Recorded data
• • • • • • •
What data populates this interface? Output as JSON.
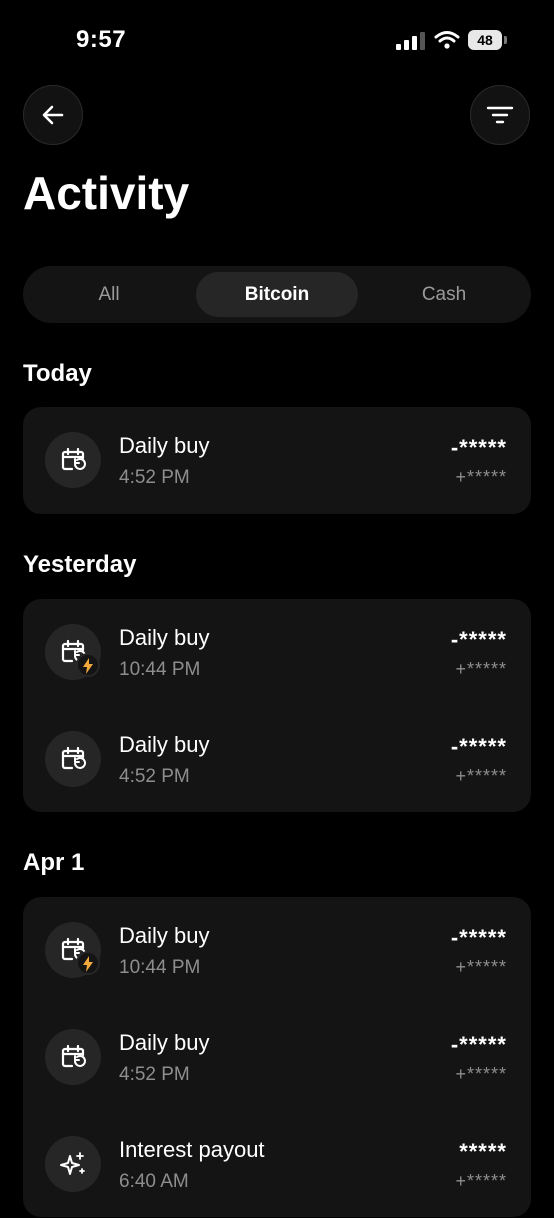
{
  "status_bar": {
    "time": "9:57",
    "battery": "48"
  },
  "page": {
    "title": "Activity"
  },
  "tabs": [
    {
      "label": "All"
    },
    {
      "label": "Bitcoin"
    },
    {
      "label": "Cash"
    }
  ],
  "active_tab": "Bitcoin",
  "sections": [
    {
      "title": "Today",
      "items": [
        {
          "title": "Daily buy",
          "time": "4:52 PM",
          "amount": "-*****",
          "sub_amount": "+*****",
          "icon": "calendar-repeat-icon",
          "lightning": false
        }
      ]
    },
    {
      "title": "Yesterday",
      "items": [
        {
          "title": "Daily buy",
          "time": "10:44 PM",
          "amount": "-*****",
          "sub_amount": "+*****",
          "icon": "calendar-repeat-icon",
          "lightning": true
        },
        {
          "title": "Daily buy",
          "time": "4:52 PM",
          "amount": "-*****",
          "sub_amount": "+*****",
          "icon": "calendar-repeat-icon",
          "lightning": false
        }
      ]
    },
    {
      "title": "Apr 1",
      "items": [
        {
          "title": "Daily buy",
          "time": "10:44 PM",
          "amount": "-*****",
          "sub_amount": "+*****",
          "icon": "calendar-repeat-icon",
          "lightning": true
        },
        {
          "title": "Daily buy",
          "time": "4:52 PM",
          "amount": "-*****",
          "sub_amount": "+*****",
          "icon": "calendar-repeat-icon",
          "lightning": false
        },
        {
          "title": "Interest payout",
          "time": "6:40 AM",
          "amount": "*****",
          "sub_amount": "+*****",
          "icon": "sparkle-icon",
          "lightning": false
        }
      ]
    }
  ],
  "colors": {
    "background": "#000000",
    "card": "#141414",
    "muted_text": "#8e8e8e",
    "lightning": "#f2a93b"
  }
}
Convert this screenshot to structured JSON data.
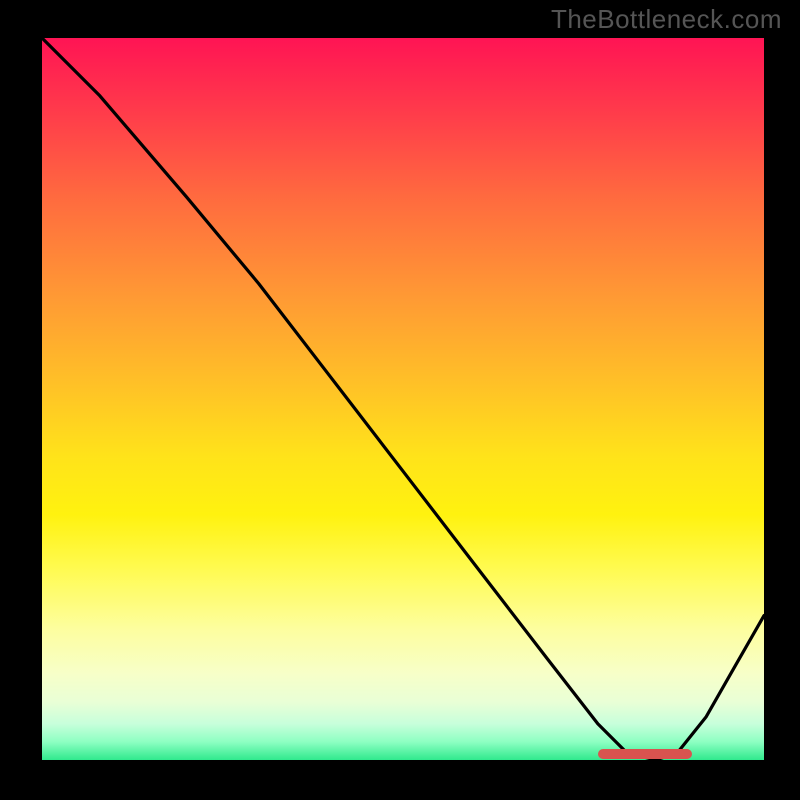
{
  "watermark": "TheBottleneck.com",
  "chart_data": {
    "type": "line",
    "title": "",
    "xlabel": "",
    "ylabel": "",
    "xlim": [
      0,
      100
    ],
    "ylim": [
      0,
      100
    ],
    "grid": false,
    "legend": false,
    "series": [
      {
        "name": "bottleneck-curve",
        "color": "#000000",
        "x": [
          0,
          8,
          20,
          30,
          40,
          50,
          60,
          70,
          77,
          81,
          85,
          88,
          92,
          96,
          100
        ],
        "values": [
          100,
          92,
          78,
          66,
          53,
          40,
          27,
          14,
          5,
          1,
          0,
          1,
          6,
          13,
          20
        ]
      }
    ],
    "flat_region": {
      "x_start": 77,
      "x_end": 90,
      "y": 0.8,
      "color": "#d9534f"
    },
    "background_gradient": {
      "direction": "vertical",
      "stops": [
        {
          "pos": 0.0,
          "color": "#ff1454"
        },
        {
          "pos": 0.36,
          "color": "#ff9a34"
        },
        {
          "pos": 0.66,
          "color": "#fff20f"
        },
        {
          "pos": 0.95,
          "color": "#c7ffdb"
        },
        {
          "pos": 1.0,
          "color": "#30e98d"
        }
      ]
    }
  }
}
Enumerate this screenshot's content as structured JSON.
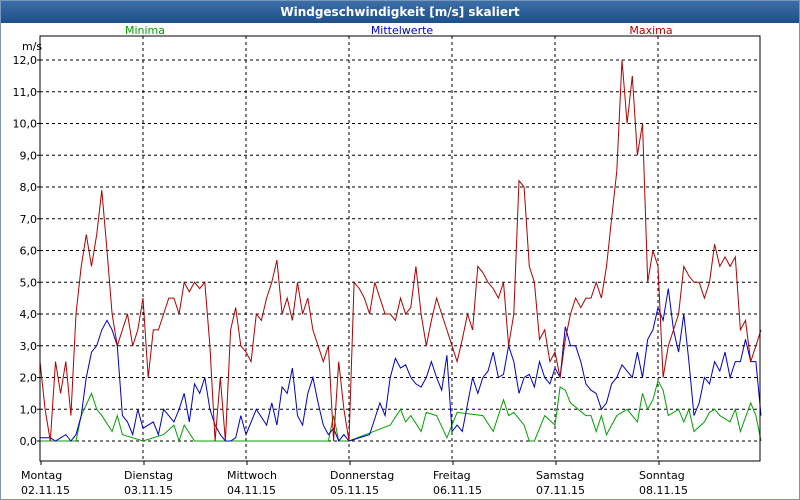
{
  "window": {
    "title": "Windgeschwindigkeit [m/s] skaliert"
  },
  "chart_data": {
    "type": "line",
    "title": "Windgeschwindigkeit [m/s] skaliert",
    "ylabel": "m/s",
    "ylim": [
      0,
      12
    ],
    "xlim": [
      0,
      7
    ],
    "grid": true,
    "yticks": [
      "0,0",
      "1,0",
      "2,0",
      "3,0",
      "4,0",
      "5,0",
      "6,0",
      "7,0",
      "8,0",
      "9,0",
      "10,0",
      "11,0",
      "12,0"
    ],
    "xticks": [
      {
        "day": "Montag",
        "date": "02.11.15"
      },
      {
        "day": "Dienstag",
        "date": "03.11.15"
      },
      {
        "day": "Mittwoch",
        "date": "04.11.15"
      },
      {
        "day": "Donnerstag",
        "date": "05.11.15"
      },
      {
        "day": "Freitag",
        "date": "06.11.15"
      },
      {
        "day": "Samstag",
        "date": "07.11.15"
      },
      {
        "day": "Sonntag",
        "date": "08.11.15"
      }
    ],
    "series": [
      {
        "name": "Minima",
        "color": "#00a000",
        "x": [
          0,
          0.35,
          0.4,
          0.5,
          0.55,
          0.6,
          0.7,
          0.75,
          0.8,
          1.0,
          1.2,
          1.3,
          1.35,
          1.4,
          1.5,
          1.55,
          1.6,
          1.7,
          1.75,
          1.8,
          2.0,
          2.8,
          2.85,
          2.9,
          3.0,
          3.4,
          3.5,
          3.55,
          3.6,
          3.7,
          3.75,
          3.85,
          3.95,
          4.0,
          4.05,
          4.3,
          4.4,
          4.5,
          4.55,
          4.6,
          4.7,
          4.75,
          4.8,
          4.9,
          5.0,
          5.05,
          5.1,
          5.15,
          5.3,
          5.35,
          5.4,
          5.45,
          5.5,
          5.6,
          5.7,
          5.8,
          5.85,
          5.9,
          5.95,
          6.0,
          6.05,
          6.1,
          6.2,
          6.25,
          6.3,
          6.35,
          6.45,
          6.5,
          6.55,
          6.6,
          6.7,
          6.75,
          6.8,
          6.9,
          6.95,
          7.0
        ],
        "y": [
          0,
          0,
          0.8,
          1.5,
          1.0,
          0.8,
          0.3,
          0.8,
          0.2,
          0,
          0.2,
          0.5,
          0,
          0.5,
          0,
          0,
          0,
          0,
          0,
          0,
          0,
          0,
          0.8,
          0,
          0,
          0.5,
          1.0,
          0.6,
          0.8,
          0.3,
          0.9,
          0.8,
          0.1,
          0.5,
          0.9,
          0.8,
          0.3,
          1.3,
          0.8,
          0.9,
          0.5,
          0,
          0,
          0.8,
          0.5,
          1.7,
          1.6,
          1.2,
          0.8,
          0.8,
          0.3,
          0.8,
          0.2,
          0.8,
          1.0,
          0.6,
          1.5,
          1.0,
          1.3,
          1.9,
          1.6,
          0.8,
          1.0,
          0.6,
          1.0,
          0.3,
          0.6,
          0.9,
          1.0,
          0.8,
          0.6,
          1.0,
          0.3,
          1.2,
          0.8,
          0
        ]
      },
      {
        "name": "Mittelwerte",
        "color": "#0000c0",
        "x": [
          0,
          0.1,
          0.15,
          0.2,
          0.25,
          0.3,
          0.35,
          0.4,
          0.45,
          0.5,
          0.55,
          0.6,
          0.65,
          0.7,
          0.75,
          0.8,
          0.85,
          0.9,
          0.95,
          1.0,
          1.1,
          1.15,
          1.2,
          1.3,
          1.35,
          1.4,
          1.45,
          1.5,
          1.55,
          1.6,
          1.65,
          1.7,
          1.75,
          1.8,
          1.85,
          1.9,
          1.95,
          2.0,
          2.1,
          2.2,
          2.25,
          2.3,
          2.35,
          2.4,
          2.45,
          2.5,
          2.55,
          2.6,
          2.65,
          2.7,
          2.75,
          2.8,
          2.85,
          2.9,
          2.95,
          3.0,
          3.2,
          3.3,
          3.35,
          3.4,
          3.45,
          3.5,
          3.55,
          3.6,
          3.65,
          3.7,
          3.75,
          3.8,
          3.85,
          3.9,
          3.95,
          4.0,
          4.05,
          4.1,
          4.2,
          4.25,
          4.3,
          4.35,
          4.4,
          4.45,
          4.5,
          4.55,
          4.6,
          4.65,
          4.7,
          4.75,
          4.8,
          4.85,
          4.9,
          4.95,
          5.0,
          5.05,
          5.1,
          5.15,
          5.2,
          5.25,
          5.3,
          5.35,
          5.4,
          5.45,
          5.5,
          5.55,
          5.6,
          5.65,
          5.7,
          5.75,
          5.8,
          5.85,
          5.9,
          5.95,
          6.0,
          6.05,
          6.1,
          6.15,
          6.2,
          6.25,
          6.3,
          6.35,
          6.4,
          6.45,
          6.5,
          6.55,
          6.6,
          6.65,
          6.7,
          6.75,
          6.8,
          6.85,
          6.9,
          6.95,
          7.0
        ],
        "y": [
          0.1,
          0.1,
          0,
          0.1,
          0.2,
          0,
          0.2,
          0.8,
          2.0,
          2.8,
          3.0,
          3.5,
          3.8,
          3.5,
          3.0,
          0.8,
          0.6,
          0.2,
          1.0,
          0.4,
          0.6,
          0.2,
          1.0,
          0.6,
          1.0,
          1.5,
          0.6,
          1.8,
          1.5,
          2.0,
          1.0,
          0.5,
          0.2,
          0,
          0,
          0.1,
          0.8,
          0.2,
          1.0,
          0.5,
          1.2,
          0.5,
          1.7,
          1.5,
          2.3,
          0.8,
          0.5,
          1.5,
          2.0,
          1.2,
          0.5,
          0.2,
          0.4,
          0,
          0.2,
          0,
          0.2,
          1.2,
          0.8,
          2.0,
          2.6,
          2.3,
          2.4,
          2.0,
          1.8,
          1.7,
          2.0,
          2.5,
          2.0,
          1.6,
          2.7,
          0.3,
          0.5,
          0.3,
          2.0,
          1.5,
          2.0,
          2.2,
          2.8,
          2.0,
          2.1,
          3.0,
          2.5,
          1.5,
          2.0,
          2.1,
          1.7,
          2.5,
          2.0,
          1.8,
          2.3,
          2.0,
          3.6,
          3.0,
          3.0,
          2.5,
          1.8,
          1.6,
          1.5,
          1.0,
          1.2,
          1.8,
          2.0,
          2.4,
          2.2,
          2.0,
          2.8,
          2.0,
          3.2,
          3.5,
          4.2,
          3.8,
          4.8,
          3.5,
          2.8,
          4.0,
          2.5,
          0.8,
          1.2,
          2.0,
          1.8,
          2.5,
          2.2,
          2.8,
          2.0,
          2.5,
          2.5,
          3.2,
          2.5,
          2.5,
          0.8
        ]
      },
      {
        "name": "Maxima",
        "color": "#b00000",
        "x": [
          0,
          0.05,
          0.1,
          0.15,
          0.2,
          0.25,
          0.3,
          0.35,
          0.4,
          0.45,
          0.5,
          0.55,
          0.6,
          0.65,
          0.7,
          0.75,
          0.8,
          0.85,
          0.9,
          0.95,
          1.0,
          1.05,
          1.1,
          1.15,
          1.2,
          1.25,
          1.3,
          1.35,
          1.4,
          1.45,
          1.5,
          1.55,
          1.6,
          1.65,
          1.7,
          1.75,
          1.8,
          1.85,
          1.9,
          1.95,
          2.0,
          2.05,
          2.1,
          2.15,
          2.2,
          2.25,
          2.3,
          2.35,
          2.4,
          2.45,
          2.5,
          2.55,
          2.6,
          2.65,
          2.7,
          2.75,
          2.8,
          2.85,
          2.9,
          2.95,
          3.0,
          3.05,
          3.1,
          3.15,
          3.2,
          3.25,
          3.3,
          3.35,
          3.4,
          3.45,
          3.5,
          3.55,
          3.6,
          3.65,
          3.7,
          3.75,
          3.8,
          3.85,
          3.9,
          3.95,
          4.0,
          4.05,
          4.1,
          4.15,
          4.2,
          4.25,
          4.3,
          4.35,
          4.4,
          4.45,
          4.5,
          4.55,
          4.6,
          4.65,
          4.7,
          4.75,
          4.8,
          4.85,
          4.9,
          4.95,
          5.0,
          5.05,
          5.1,
          5.15,
          5.2,
          5.25,
          5.3,
          5.35,
          5.4,
          5.45,
          5.5,
          5.55,
          5.6,
          5.65,
          5.7,
          5.75,
          5.8,
          5.85,
          5.9,
          5.95,
          6.0,
          6.05,
          6.1,
          6.15,
          6.2,
          6.25,
          6.3,
          6.35,
          6.4,
          6.45,
          6.5,
          6.55,
          6.6,
          6.65,
          6.7,
          6.75,
          6.8,
          6.85,
          6.9,
          6.95,
          7.0
        ],
        "y": [
          2.5,
          1.0,
          0,
          2.5,
          1.5,
          2.5,
          0.8,
          4.0,
          5.5,
          6.5,
          5.5,
          6.5,
          7.9,
          6.0,
          4.0,
          3.0,
          3.5,
          4.0,
          3.0,
          3.5,
          4.5,
          2.0,
          3.5,
          3.5,
          4.0,
          4.5,
          4.5,
          4.0,
          5.0,
          4.7,
          5.0,
          4.8,
          5.0,
          3.0,
          0,
          2.0,
          0,
          3.5,
          4.2,
          3.0,
          2.8,
          2.5,
          4.0,
          3.8,
          4.5,
          5.0,
          5.7,
          4.0,
          4.5,
          3.8,
          5.0,
          4.0,
          4.5,
          3.5,
          3.0,
          2.5,
          3.0,
          0,
          2.5,
          1.0,
          0,
          5.0,
          4.8,
          4.5,
          4.0,
          5.0,
          4.5,
          4.0,
          4.0,
          3.8,
          4.5,
          4.0,
          4.2,
          5.5,
          4.0,
          3.0,
          3.8,
          4.5,
          4.0,
          3.5,
          3.0,
          2.5,
          3.2,
          4.0,
          3.5,
          5.5,
          5.3,
          5.0,
          4.8,
          4.5,
          5.0,
          3.0,
          4.0,
          8.2,
          8.0,
          5.5,
          5.0,
          3.2,
          3.5,
          2.5,
          2.8,
          2.0,
          3.2,
          4.0,
          4.5,
          4.2,
          4.5,
          4.5,
          5.0,
          4.5,
          5.5,
          7.0,
          8.5,
          12.0,
          10.0,
          11.5,
          9.0,
          10.0,
          5.0,
          6.0,
          5.5,
          2.0,
          3.0,
          3.5,
          4.0,
          5.5,
          5.2,
          5.0,
          5.0,
          4.5,
          5.0,
          6.2,
          5.5,
          5.8,
          5.5,
          5.8,
          3.5,
          3.8,
          2.5,
          3.0,
          3.5
        ]
      }
    ]
  }
}
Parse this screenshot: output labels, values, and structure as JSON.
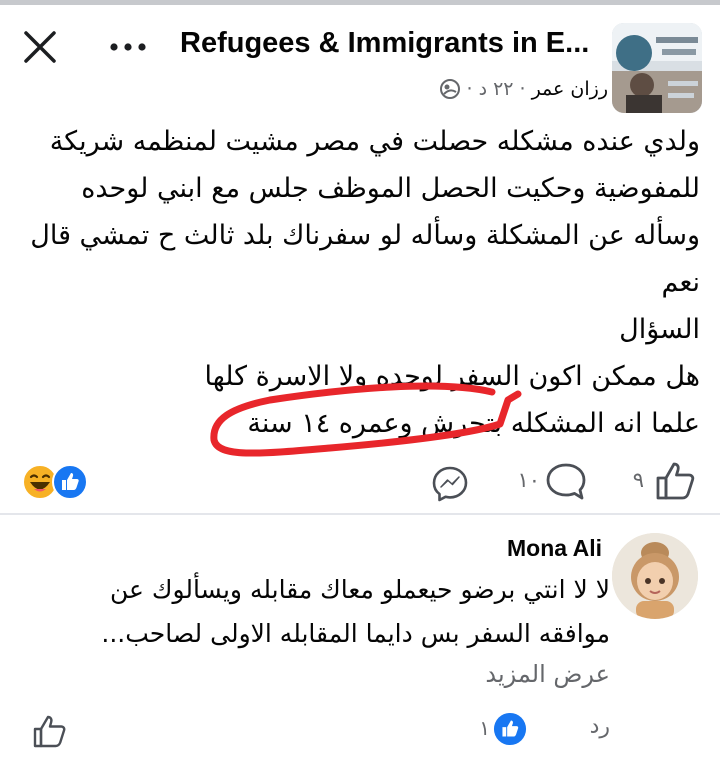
{
  "header": {
    "group_name": "Refugees & Immigrants in E...",
    "close_icon": "close-icon",
    "more_icon": "more-icon"
  },
  "post": {
    "author": "رزان عمر",
    "time": "٢٢ د",
    "audience_icon": "globe-icon",
    "lines": [
      "ولدي عنده مشكله حصلت في مصر مشيت لمنظمه شريكة",
      "للمفوضية وحكيت الحصل الموظف جلس مع ابني لوحده",
      "وسأله عن المشكلة وسأله لو سفرناك بلد ثالث ح تمشي قال",
      "نعم",
      "السؤال",
      "هل ممكن اكون السفر لوحده ولا الاسرة كلها",
      "علما انه المشكله بتحرش وعمره ١٤ سنة"
    ],
    "annotation_color": "#e8262b"
  },
  "actions": {
    "reactions": [
      "haha",
      "like"
    ],
    "like_count": "٩",
    "comment_count": "١٠",
    "like_color": "#1877f2"
  },
  "comment": {
    "name": "Mona Ali",
    "lines": [
      "لا لا انتي برضو حيعملو معاك مقابله ويسألوك عن",
      "موافقه السفر بس دايما المقابله الاولى لصاحب..."
    ],
    "see_more": "عرض المزيد",
    "reply": "رد",
    "like_count": "١"
  }
}
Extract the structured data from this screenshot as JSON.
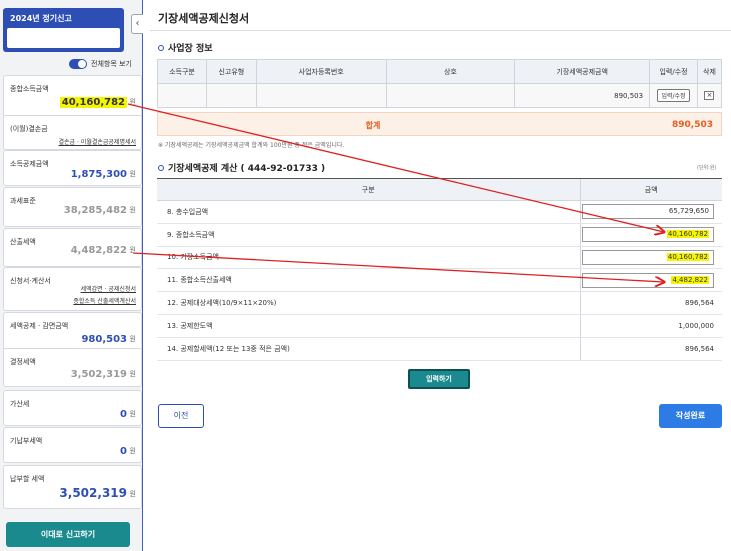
{
  "sidebar": {
    "year_title": "2024년 정기신고",
    "year_input_value": "",
    "collapse_glyph": "‹",
    "toggle_label": "전체항목 보기",
    "toggle_on": true,
    "cards": {
      "income": {
        "label": "종합소득금액",
        "value": "40,160,782",
        "unit": "원"
      },
      "deficit": {
        "label": "(이월)결손금",
        "link": "결손금 · 이월결손금공제명세서"
      },
      "deduction": {
        "label": "소득공제금액",
        "value": "1,875,300",
        "unit": "원"
      },
      "tax_base": {
        "label": "과세표준",
        "value": "38,285,482",
        "unit": "원"
      },
      "calc_tax": {
        "label": "산출세액",
        "value": "4,482,822",
        "unit": "원"
      },
      "forms": {
        "label": "신청서·계산서",
        "link1": "세액감면 · 공제신청서",
        "link2": "종합소득 산출세액계산서"
      },
      "credit": {
        "label": "세액공제 · 감면금액",
        "value": "980,503",
        "unit": "원"
      },
      "determined": {
        "label": "결정세액",
        "value": "3,502,319",
        "unit": "원"
      },
      "additional": {
        "label": "가산세",
        "value": "0",
        "unit": "원"
      },
      "prepaid": {
        "label": "기납부세액",
        "value": "0",
        "unit": "원"
      },
      "payable": {
        "label": "납부할 세액",
        "value": "3,502,319",
        "unit": "원"
      }
    },
    "report_button": "이대로 신고하기"
  },
  "main": {
    "page_title": "기장세액공제신청서",
    "biz_section_title": "사업장 정보",
    "biz_table": {
      "headers": [
        "소득구분",
        "신고유형",
        "사업자등록번호",
        "상호",
        "기장세액공제금액",
        "입력/수정",
        "삭제"
      ],
      "row": {
        "income_type": "",
        "report_type": "",
        "reg_no": "",
        "name": "",
        "amount": "890,503",
        "edit": "입력/수정",
        "delete": "×"
      }
    },
    "sum": {
      "label": "합계",
      "value": "890,503"
    },
    "note": "※ 기장세액공제는 기장세액공제금액 합계와 100만원 중 적은 금액입니다.",
    "calc_section_title": "기장세액공제 계산 ( 444-92-01733 )",
    "unit_note": "(단위:원)",
    "calc_table": {
      "headers": [
        "구분",
        "금액"
      ],
      "rows": [
        {
          "label": "8. 총수입금액",
          "value": "65,729,650"
        },
        {
          "label": "9. 종합소득금액",
          "value": "40,160,782"
        },
        {
          "label": "10. 기장소득금액",
          "value": "40,160,782"
        },
        {
          "label": "11. 종합소득산출세액",
          "value": "4,482,822"
        },
        {
          "label": "12. 공제대상세액(10/9×11×20%)",
          "value": "896,564"
        },
        {
          "label": "13. 공제한도액",
          "value": "1,000,000"
        },
        {
          "label": "14. 공제할세액(12 또는 13중 적은 금액)",
          "value": "896,564"
        }
      ]
    },
    "enter_button": "입력하기",
    "prev_button": "이전",
    "done_button": "작성완료"
  },
  "colors": {
    "primary": "#2d4fb5",
    "teal": "#1a8a8f",
    "highlight": "#f5f500",
    "sum_orange": "#e85a1e",
    "annotation_red": "#e02020"
  }
}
• • • • • • •
PROBLEM DETAILS: What is the number of lines holding the word "لوحده"? State it alone.

THE RESULT: 2